#### [EXTRACTED ENTRIES]
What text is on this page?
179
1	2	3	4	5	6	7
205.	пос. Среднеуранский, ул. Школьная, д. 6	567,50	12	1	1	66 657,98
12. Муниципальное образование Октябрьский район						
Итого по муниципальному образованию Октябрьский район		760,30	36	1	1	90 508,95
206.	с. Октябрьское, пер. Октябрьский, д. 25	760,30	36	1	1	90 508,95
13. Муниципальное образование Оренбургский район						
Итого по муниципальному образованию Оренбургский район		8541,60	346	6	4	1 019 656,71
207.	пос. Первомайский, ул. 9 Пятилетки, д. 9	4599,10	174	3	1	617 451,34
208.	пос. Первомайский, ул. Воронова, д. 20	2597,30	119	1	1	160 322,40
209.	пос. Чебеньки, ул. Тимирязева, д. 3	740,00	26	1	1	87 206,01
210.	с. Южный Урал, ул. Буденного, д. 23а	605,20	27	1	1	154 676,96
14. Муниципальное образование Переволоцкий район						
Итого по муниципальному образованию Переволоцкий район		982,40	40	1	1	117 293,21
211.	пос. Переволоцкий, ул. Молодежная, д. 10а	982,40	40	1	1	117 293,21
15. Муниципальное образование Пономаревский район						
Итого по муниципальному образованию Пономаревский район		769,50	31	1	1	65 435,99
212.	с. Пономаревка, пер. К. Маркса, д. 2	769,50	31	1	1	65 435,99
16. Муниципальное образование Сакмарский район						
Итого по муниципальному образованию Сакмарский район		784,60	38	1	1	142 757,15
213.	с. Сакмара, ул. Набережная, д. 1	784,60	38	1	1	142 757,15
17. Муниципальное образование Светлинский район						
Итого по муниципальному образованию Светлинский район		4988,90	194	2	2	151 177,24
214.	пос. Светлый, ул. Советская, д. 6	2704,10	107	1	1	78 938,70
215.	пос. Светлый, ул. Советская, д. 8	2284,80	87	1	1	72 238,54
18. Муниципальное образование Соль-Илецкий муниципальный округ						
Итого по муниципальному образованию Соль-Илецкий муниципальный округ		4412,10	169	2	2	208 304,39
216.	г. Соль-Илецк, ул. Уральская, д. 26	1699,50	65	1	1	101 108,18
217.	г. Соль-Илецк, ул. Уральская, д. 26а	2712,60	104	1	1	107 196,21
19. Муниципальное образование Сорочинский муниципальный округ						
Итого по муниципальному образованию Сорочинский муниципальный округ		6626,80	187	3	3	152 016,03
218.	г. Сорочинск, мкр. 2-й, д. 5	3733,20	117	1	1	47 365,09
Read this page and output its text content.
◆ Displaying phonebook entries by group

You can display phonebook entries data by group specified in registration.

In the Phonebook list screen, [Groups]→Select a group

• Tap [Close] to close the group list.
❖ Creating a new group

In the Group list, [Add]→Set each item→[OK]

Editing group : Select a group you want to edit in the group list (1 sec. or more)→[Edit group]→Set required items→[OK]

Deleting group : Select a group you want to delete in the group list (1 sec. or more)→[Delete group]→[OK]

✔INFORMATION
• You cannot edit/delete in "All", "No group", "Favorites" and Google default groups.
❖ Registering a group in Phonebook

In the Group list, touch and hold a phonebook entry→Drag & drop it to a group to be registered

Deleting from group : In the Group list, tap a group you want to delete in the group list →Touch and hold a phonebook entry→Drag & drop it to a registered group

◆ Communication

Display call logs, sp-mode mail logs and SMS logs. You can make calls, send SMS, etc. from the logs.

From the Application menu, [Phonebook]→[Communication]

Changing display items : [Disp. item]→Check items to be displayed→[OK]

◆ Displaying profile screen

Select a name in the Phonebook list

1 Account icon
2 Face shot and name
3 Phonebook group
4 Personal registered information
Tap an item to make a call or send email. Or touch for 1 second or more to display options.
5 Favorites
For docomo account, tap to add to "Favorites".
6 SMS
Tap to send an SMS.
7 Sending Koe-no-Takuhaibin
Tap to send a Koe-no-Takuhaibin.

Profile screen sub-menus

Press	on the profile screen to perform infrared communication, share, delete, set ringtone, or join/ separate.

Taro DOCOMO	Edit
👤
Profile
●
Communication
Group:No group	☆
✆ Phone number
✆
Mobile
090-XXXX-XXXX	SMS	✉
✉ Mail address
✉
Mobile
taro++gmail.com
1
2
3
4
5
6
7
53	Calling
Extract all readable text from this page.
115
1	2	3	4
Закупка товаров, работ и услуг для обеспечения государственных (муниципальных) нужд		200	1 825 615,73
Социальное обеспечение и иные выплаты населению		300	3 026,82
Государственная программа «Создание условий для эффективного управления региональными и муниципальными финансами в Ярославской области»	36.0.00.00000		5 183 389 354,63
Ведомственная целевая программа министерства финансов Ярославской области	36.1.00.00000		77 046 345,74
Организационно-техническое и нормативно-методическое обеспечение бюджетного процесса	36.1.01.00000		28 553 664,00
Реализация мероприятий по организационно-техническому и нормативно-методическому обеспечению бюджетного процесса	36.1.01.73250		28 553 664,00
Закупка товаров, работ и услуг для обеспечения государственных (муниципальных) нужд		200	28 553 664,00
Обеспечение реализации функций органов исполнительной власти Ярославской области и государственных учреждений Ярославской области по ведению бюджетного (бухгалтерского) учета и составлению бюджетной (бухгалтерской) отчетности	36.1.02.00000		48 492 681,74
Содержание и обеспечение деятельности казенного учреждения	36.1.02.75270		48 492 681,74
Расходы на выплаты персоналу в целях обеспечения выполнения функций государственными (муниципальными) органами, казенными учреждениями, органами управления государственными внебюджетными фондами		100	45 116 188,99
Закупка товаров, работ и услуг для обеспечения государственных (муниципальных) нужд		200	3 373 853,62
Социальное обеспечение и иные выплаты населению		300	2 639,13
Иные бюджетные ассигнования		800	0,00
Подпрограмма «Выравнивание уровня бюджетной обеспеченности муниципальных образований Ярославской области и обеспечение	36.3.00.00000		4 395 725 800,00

#### [OBJECTIVE]
Return the entries above exactly as they appear.

#### [RESULT BELOW]
What text is on this page?
179
1	2	3	4	5	6	7
205.	пос. Среднеуранский, ул. Школьная, д. 6	567,50	12	1	1	66 657,98
12. Муниципальное образование Октябрьский район						
Итого по муниципальному образованию Октябрьский район		760,30	36	1	1	90 508,95
206.	с. Октябрьское, пер. Октябрьский, д. 25	760,30	36	1	1	90 508,95
13. Муниципальное образование Оренбургский район						
Итого по муниципальному образованию Оренбургский район		8541,60	346	6	4	1 019 656,71
207.	пос. Первомайский, ул. 9 Пятилетки, д. 9	4599,10	174	3	1	617 451,34
208.	пос. Первомайский, ул. Воронова, д. 20	2597,30	119	1	1	160 322,40
209.	пос. Чебеньки, ул. Тимирязева, д. 3	740,00	26	1	1	87 206,01
210.	с. Южный Урал, ул. Буденного, д. 23а	605,20	27	1	1	154 676,96
14. Муниципальное образование Переволоцкий район						
Итого по муниципальному образованию Переволоцкий район		982,40	40	1	1	117 293,21
211.	пос. Переволоцкий, ул. Молодежная, д. 10а	982,40	40	1	1	117 293,21
15. Муниципальное образование Пономаревский район						
Итого по муниципальному образованию Пономаревский район		769,50	31	1	1	65 435,99
212.	с. Пономаревка, пер. К. Маркса, д. 2	769,50	31	1	1	65 435,99
16. Муниципальное образование Сакмарский район						
Итого по муниципальному образованию Сакмарский район		784,60	38	1	1	142 757,15
213.	с. Сакмара, ул. Набережная, д. 1	784,60	38	1	1	142 757,15
17. Муниципальное образование Светлинский район						
Итого по муниципальному образованию Светлинский район		4988,90	194	2	2	151 177,24
214.	пос. Светлый, ул. Советская, д. 6	2704,10	107	1	1	78 938,70
215.	пос. Светлый, ул. Советская, д. 8	2284,80	87	1	1	72 238,54
18. Муниципальное образование Соль-Илецкий муниципальный округ						
Итого по муниципальному образованию Соль-Илецкий муниципальный округ		4412,10	169	2	2	208 304,39
216.	г. Соль-Илецк, ул. Уральская, д. 26	1699,50	65	1	1	101 108,18
217.	г. Соль-Илецк, ул. Уральская, д. 26а	2712,60	104	1	1	107 196,21
19. Муниципальное образование Сорочинский муниципальный округ						
Итого по муниципальному образованию Сорочинский муниципальный округ		6626,80	187	3	3	152 016,03
218.	г. Сорочинск, мкр. 2-й, д. 5	3733,20	117	1	1	47 365,09
Read this page and output its text content.
◆ Displaying phonebook entries by group

You can display phonebook entries data by group specified in registration.

In the Phonebook list screen, [Groups]→Select a group

• Tap [Close] to close the group list.
❖ Creating a new group

In the Group list, [Add]→Set each item→[OK]

Editing group : Select a group you want to edit in the group list (1 sec. or more)→[Edit group]→Set required items→[OK]

Deleting group : Select a group you want to delete in the group list (1 sec. or more)→[Delete group]→[OK]

✔INFORMATION
• You cannot edit/delete in "All", "No group", "Favorites" and Google default groups.
❖ Registering a group in Phonebook

In the Group list, touch and hold a phonebook entry→Drag & drop it to a group to be registered

Deleting from group : In the Group list, tap a group you want to delete in the group list →Touch and hold a phonebook entry→Drag & drop it to a registered group

◆ Communication

Display call logs, sp-mode mail logs and SMS logs. You can make calls, send SMS, etc. from the logs.

From the Application menu, [Phonebook]→[Communication]

Changing display items : [Disp. item]→Check items to be displayed→[OK]

◆ Displaying profile screen

Select a name in the Phonebook list

1 Account icon
2 Face shot and name
3 Phonebook group
4 Personal registered information
Tap an item to make a call or send email. Or touch for 1 second or more to display options.
5 Favorites
For docomo account, tap to add to "Favorites".
6 SMS
Tap to send an SMS.
7 Sending Koe-no-Takuhaibin
Tap to send a Koe-no-Takuhaibin.

Profile screen sub-menus

Press	on the profile screen to perform infrared communication, share, delete, set ringtone, or join/ separate.

Taro DOCOMO	Edit
👤
Profile
●
Communication
Group:No group	☆
✆ Phone number
✆
Mobile
090-XXXX-XXXX	SMS	✉
✉ Mail address
✉
Mobile
taro++gmail.com
1
2
3
4
5
6
7
53	Calling
Extract all readable text from this page.
115
1	2	3	4
Закупка товаров, работ и услуг для обеспечения государственных (муниципальных) нужд		200	1 825 615,73
Социальное обеспечение и иные выплаты населению		300	3 026,82
Государственная программа «Создание условий для эффективного управления региональными и муниципальными финансами в Ярославской области»	36.0.00.00000		5 183 389 354,63
Ведомственная целевая программа министерства финансов Ярославской области	36.1.00.00000		77 046 345,74
Организационно-техническое и нормативно-методическое обеспечение бюджетного процесса	36.1.01.00000		28 553 664,00
Реализация мероприятий по организационно-техническому и нормативно-методическому обеспечению бюджетного процесса	36.1.01.73250		28 553 664,00
Закупка товаров, работ и услуг для обеспечения государственных (муниципальных) нужд		200	28 553 664,00
Обеспечение реализации функций органов исполнительной власти Ярославской области и государственных учреждений Ярославской области по ведению бюджетного (бухгалтерского) учета и составлению бюджетной (бухгалтерской) отчетности	36.1.02.00000		48 492 681,74
Содержание и обеспечение деятельности казенного учреждения	36.1.02.75270		48 492 681,74
Расходы на выплаты персоналу в целях обеспечения выполнения функций государственными (муниципальными) органами, казенными учреждениями, органами управления государственными внебюджетными фондами		100	45 116 188,99
Закупка товаров, работ и услуг для обеспечения государственных (муниципальных) нужд		200	3 373 853,62
Социальное обеспечение и иные выплаты населению		300	2 639,13
Иные бюджетные ассигнования		800	0,00
Подпрограмма «Выравнивание уровня бюджетной обеспеченности муниципальных образований Ярославской области и обеспечение	36.3.00.00000		4 395 725 800,00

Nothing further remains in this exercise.